-- Task prompt --
Repeat what the lines below say, word for word, and skip every image.

-- Provided material --
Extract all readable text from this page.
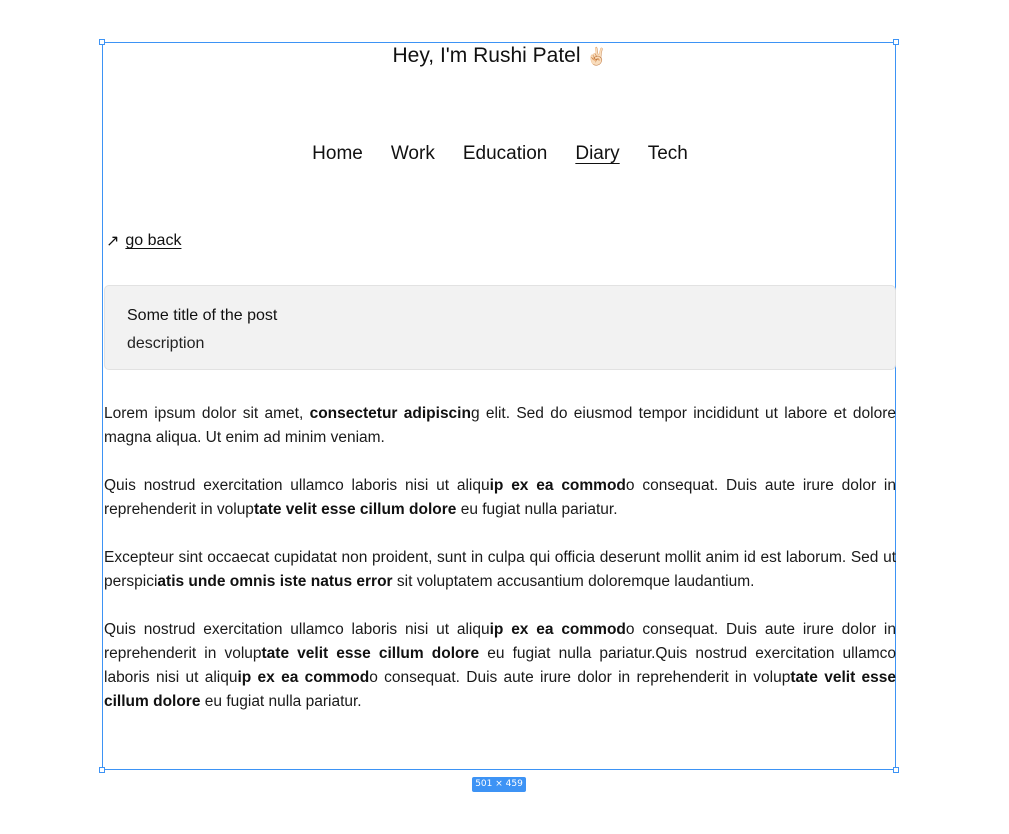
501 × 459
Hey, I'm Rushi Patel ✌🏻
Home Work Education Diary Tech
↗ go back
Some title of the post
description

Lorem ipsum dolor sit amet, consectetur adipiscing elit. Sed do eiusmod tempor incididunt ut labore et dolore magna aliqua. Ut enim ad minim veniam.

Quis nostrud exercitation ullamco laboris nisi ut aliquip ex ea commodo consequat. Duis aute irure dolor in reprehenderit in voluptate velit esse cillum dolore eu fugiat nulla pariatur.

Excepteur sint occaecat cupidatat non proident, sunt in culpa qui officia deserunt mollit anim id est laborum. Sed ut perspiciatis unde omnis iste natus error sit voluptatem accusantium doloremque laudantium.

Quis nostrud exercitation ullamco laboris nisi ut aliquip ex ea commodo consequat. Duis aute irure dolor in reprehenderit in voluptate velit esse cillum dolore eu fugiat nulla pariatur.Quis nostrud exercitation ullamco laboris nisi ut aliquip ex ea commodo consequat. Duis aute irure dolor in reprehenderit in voluptate velit esse cillum dolore eu fugiat nulla pariatur.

-- Response for this exercise --
Extract all readable text from this page.
501 × 459
Hey, I'm Rushi Patel ✌🏻
Home Work Education Diary Tech
↗ go back
Some title of the post
description

Lorem ipsum dolor sit amet, consectetur adipiscing elit. Sed do eiusmod tempor incididunt ut labore et dolore magna aliqua. Ut enim ad minim veniam.

Quis nostrud exercitation ullamco laboris nisi ut aliquip ex ea commodo consequat. Duis aute irure dolor in reprehenderit in voluptate velit esse cillum dolore eu fugiat nulla pariatur.

Excepteur sint occaecat cupidatat non proident, sunt in culpa qui officia deserunt mollit anim id est laborum. Sed ut perspiciatis unde omnis iste natus error sit voluptatem accusantium doloremque laudantium.

Quis nostrud exercitation ullamco laboris nisi ut aliquip ex ea commodo consequat. Duis aute irure dolor in reprehenderit in voluptate velit esse cillum dolore eu fugiat nulla pariatur.Quis nostrud exercitation ullamco laboris nisi ut aliquip ex ea commodo consequat. Duis aute irure dolor in reprehenderit in voluptate velit esse cillum dolore eu fugiat nulla pariatur.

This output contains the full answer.